OBJECTIVE
Transcribe the records that follow exactly. Skip the pictures.

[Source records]
········

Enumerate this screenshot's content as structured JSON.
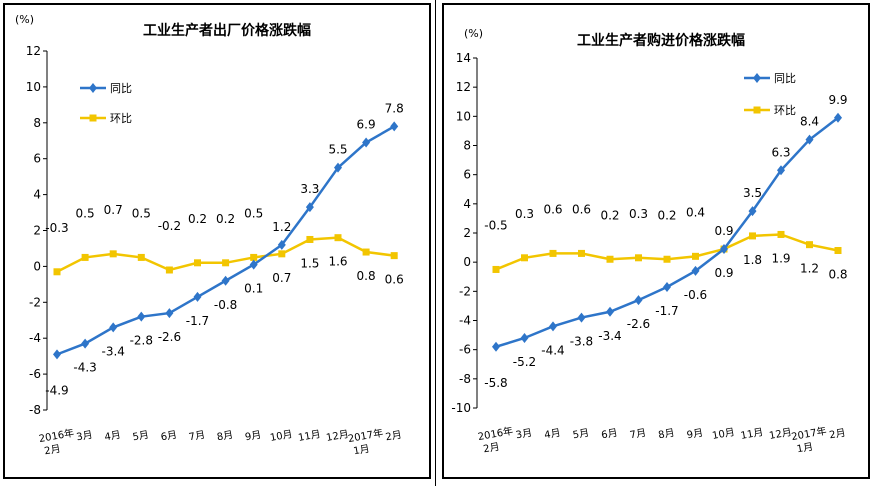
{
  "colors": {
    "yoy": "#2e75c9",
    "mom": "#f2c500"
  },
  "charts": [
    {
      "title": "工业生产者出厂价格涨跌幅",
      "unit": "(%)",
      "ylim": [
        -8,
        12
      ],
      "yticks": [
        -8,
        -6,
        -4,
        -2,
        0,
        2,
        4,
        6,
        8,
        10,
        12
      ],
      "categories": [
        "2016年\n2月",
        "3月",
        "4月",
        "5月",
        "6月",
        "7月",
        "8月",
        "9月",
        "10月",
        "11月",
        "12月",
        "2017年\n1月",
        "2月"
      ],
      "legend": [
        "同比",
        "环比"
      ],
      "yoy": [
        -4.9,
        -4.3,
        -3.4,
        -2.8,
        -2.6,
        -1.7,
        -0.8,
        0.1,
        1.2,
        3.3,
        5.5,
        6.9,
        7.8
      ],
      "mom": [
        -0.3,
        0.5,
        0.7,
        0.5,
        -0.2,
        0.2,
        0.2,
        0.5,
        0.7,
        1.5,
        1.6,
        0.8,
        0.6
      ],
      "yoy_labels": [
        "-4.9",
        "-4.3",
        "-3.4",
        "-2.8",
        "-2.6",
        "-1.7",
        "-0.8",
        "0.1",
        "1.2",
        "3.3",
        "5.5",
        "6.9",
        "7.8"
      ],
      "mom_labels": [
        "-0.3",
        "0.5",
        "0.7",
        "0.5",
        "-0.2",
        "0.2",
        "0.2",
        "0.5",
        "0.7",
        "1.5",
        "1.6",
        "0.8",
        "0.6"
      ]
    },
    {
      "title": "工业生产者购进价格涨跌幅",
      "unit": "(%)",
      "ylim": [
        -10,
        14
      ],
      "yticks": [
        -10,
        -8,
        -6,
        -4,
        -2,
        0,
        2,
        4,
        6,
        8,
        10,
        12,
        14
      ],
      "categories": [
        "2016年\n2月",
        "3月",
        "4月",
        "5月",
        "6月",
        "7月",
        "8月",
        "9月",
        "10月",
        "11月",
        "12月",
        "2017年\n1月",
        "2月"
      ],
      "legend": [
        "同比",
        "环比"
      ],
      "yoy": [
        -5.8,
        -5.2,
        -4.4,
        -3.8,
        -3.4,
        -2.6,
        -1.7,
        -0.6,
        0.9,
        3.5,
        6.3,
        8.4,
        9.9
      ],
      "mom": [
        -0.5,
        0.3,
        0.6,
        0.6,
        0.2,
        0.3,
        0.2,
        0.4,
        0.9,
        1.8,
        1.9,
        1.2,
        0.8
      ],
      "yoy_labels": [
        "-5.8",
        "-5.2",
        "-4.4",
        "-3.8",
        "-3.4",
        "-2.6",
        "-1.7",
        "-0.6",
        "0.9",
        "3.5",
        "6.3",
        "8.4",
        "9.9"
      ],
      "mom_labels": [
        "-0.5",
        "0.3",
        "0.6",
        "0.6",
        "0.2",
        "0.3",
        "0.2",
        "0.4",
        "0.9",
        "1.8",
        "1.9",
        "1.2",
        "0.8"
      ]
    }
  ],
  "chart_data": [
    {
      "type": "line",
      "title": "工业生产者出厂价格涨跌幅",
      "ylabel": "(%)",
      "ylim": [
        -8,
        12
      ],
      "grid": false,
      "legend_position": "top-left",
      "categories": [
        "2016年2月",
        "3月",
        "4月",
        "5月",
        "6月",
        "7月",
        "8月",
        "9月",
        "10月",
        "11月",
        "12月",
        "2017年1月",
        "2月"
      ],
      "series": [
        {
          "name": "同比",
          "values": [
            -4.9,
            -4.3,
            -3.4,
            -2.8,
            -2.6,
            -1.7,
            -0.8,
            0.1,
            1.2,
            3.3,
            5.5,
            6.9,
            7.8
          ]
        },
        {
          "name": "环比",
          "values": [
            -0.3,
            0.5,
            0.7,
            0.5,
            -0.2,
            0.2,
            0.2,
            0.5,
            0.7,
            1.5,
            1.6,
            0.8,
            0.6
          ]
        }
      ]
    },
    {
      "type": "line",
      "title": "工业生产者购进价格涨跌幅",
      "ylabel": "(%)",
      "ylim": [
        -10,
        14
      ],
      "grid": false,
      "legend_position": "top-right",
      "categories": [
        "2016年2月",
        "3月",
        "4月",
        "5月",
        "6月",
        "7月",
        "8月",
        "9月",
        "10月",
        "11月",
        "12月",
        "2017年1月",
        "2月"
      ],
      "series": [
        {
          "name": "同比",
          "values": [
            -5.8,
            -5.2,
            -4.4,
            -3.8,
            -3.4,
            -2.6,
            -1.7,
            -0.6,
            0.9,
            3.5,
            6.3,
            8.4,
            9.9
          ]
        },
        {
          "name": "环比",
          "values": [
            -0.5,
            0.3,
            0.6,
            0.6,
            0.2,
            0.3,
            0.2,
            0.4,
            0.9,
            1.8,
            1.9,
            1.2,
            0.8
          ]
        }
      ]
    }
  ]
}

········

ANSWER TO THE EXERCISE
Enumerate this screenshot's content as structured JSON.
{
  "colors": {
    "yoy": "#2e75c9",
    "mom": "#f2c500"
  },
  "charts": [
    {
      "title": "工业生产者出厂价格涨跌幅",
      "unit": "(%)",
      "ylim": [
        -8,
        12
      ],
      "yticks": [
        -8,
        -6,
        -4,
        -2,
        0,
        2,
        4,
        6,
        8,
        10,
        12
      ],
      "categories": [
        "2016年\n2月",
        "3月",
        "4月",
        "5月",
        "6月",
        "7月",
        "8月",
        "9月",
        "10月",
        "11月",
        "12月",
        "2017年\n1月",
        "2月"
      ],
      "legend": [
        "同比",
        "环比"
      ],
      "yoy": [
        -4.9,
        -4.3,
        -3.4,
        -2.8,
        -2.6,
        -1.7,
        -0.8,
        0.1,
        1.2,
        3.3,
        5.5,
        6.9,
        7.8
      ],
      "mom": [
        -0.3,
        0.5,
        0.7,
        0.5,
        -0.2,
        0.2,
        0.2,
        0.5,
        0.7,
        1.5,
        1.6,
        0.8,
        0.6
      ],
      "yoy_labels": [
        "-4.9",
        "-4.3",
        "-3.4",
        "-2.8",
        "-2.6",
        "-1.7",
        "-0.8",
        "0.1",
        "1.2",
        "3.3",
        "5.5",
        "6.9",
        "7.8"
      ],
      "mom_labels": [
        "-0.3",
        "0.5",
        "0.7",
        "0.5",
        "-0.2",
        "0.2",
        "0.2",
        "0.5",
        "0.7",
        "1.5",
        "1.6",
        "0.8",
        "0.6"
      ]
    },
    {
      "title": "工业生产者购进价格涨跌幅",
      "unit": "(%)",
      "ylim": [
        -10,
        14
      ],
      "yticks": [
        -10,
        -8,
        -6,
        -4,
        -2,
        0,
        2,
        4,
        6,
        8,
        10,
        12,
        14
      ],
      "categories": [
        "2016年\n2月",
        "3月",
        "4月",
        "5月",
        "6月",
        "7月",
        "8月",
        "9月",
        "10月",
        "11月",
        "12月",
        "2017年\n1月",
        "2月"
      ],
      "legend": [
        "同比",
        "环比"
      ],
      "yoy": [
        -5.8,
        -5.2,
        -4.4,
        -3.8,
        -3.4,
        -2.6,
        -1.7,
        -0.6,
        0.9,
        3.5,
        6.3,
        8.4,
        9.9
      ],
      "mom": [
        -0.5,
        0.3,
        0.6,
        0.6,
        0.2,
        0.3,
        0.2,
        0.4,
        0.9,
        1.8,
        1.9,
        1.2,
        0.8
      ],
      "yoy_labels": [
        "-5.8",
        "-5.2",
        "-4.4",
        "-3.8",
        "-3.4",
        "-2.6",
        "-1.7",
        "-0.6",
        "0.9",
        "3.5",
        "6.3",
        "8.4",
        "9.9"
      ],
      "mom_labels": [
        "-0.5",
        "0.3",
        "0.6",
        "0.6",
        "0.2",
        "0.3",
        "0.2",
        "0.4",
        "0.9",
        "1.8",
        "1.9",
        "1.2",
        "0.8"
      ]
    }
  ],
  "chart_data": [
    {
      "type": "line",
      "title": "工业生产者出厂价格涨跌幅",
      "ylabel": "(%)",
      "ylim": [
        -8,
        12
      ],
      "grid": false,
      "legend_position": "top-left",
      "categories": [
        "2016年2月",
        "3月",
        "4月",
        "5月",
        "6月",
        "7月",
        "8月",
        "9月",
        "10月",
        "11月",
        "12月",
        "2017年1月",
        "2月"
      ],
      "series": [
        {
          "name": "同比",
          "values": [
            -4.9,
            -4.3,
            -3.4,
            -2.8,
            -2.6,
            -1.7,
            -0.8,
            0.1,
            1.2,
            3.3,
            5.5,
            6.9,
            7.8
          ]
        },
        {
          "name": "环比",
          "values": [
            -0.3,
            0.5,
            0.7,
            0.5,
            -0.2,
            0.2,
            0.2,
            0.5,
            0.7,
            1.5,
            1.6,
            0.8,
            0.6
          ]
        }
      ]
    },
    {
      "type": "line",
      "title": "工业生产者购进价格涨跌幅",
      "ylabel": "(%)",
      "ylim": [
        -10,
        14
      ],
      "grid": false,
      "legend_position": "top-right",
      "categories": [
        "2016年2月",
        "3月",
        "4月",
        "5月",
        "6月",
        "7月",
        "8月",
        "9月",
        "10月",
        "11月",
        "12月",
        "2017年1月",
        "2月"
      ],
      "series": [
        {
          "name": "同比",
          "values": [
            -5.8,
            -5.2,
            -4.4,
            -3.8,
            -3.4,
            -2.6,
            -1.7,
            -0.6,
            0.9,
            3.5,
            6.3,
            8.4,
            9.9
          ]
        },
        {
          "name": "环比",
          "values": [
            -0.5,
            0.3,
            0.6,
            0.6,
            0.2,
            0.3,
            0.2,
            0.4,
            0.9,
            1.8,
            1.9,
            1.2,
            0.8
          ]
        }
      ]
    }
  ]
}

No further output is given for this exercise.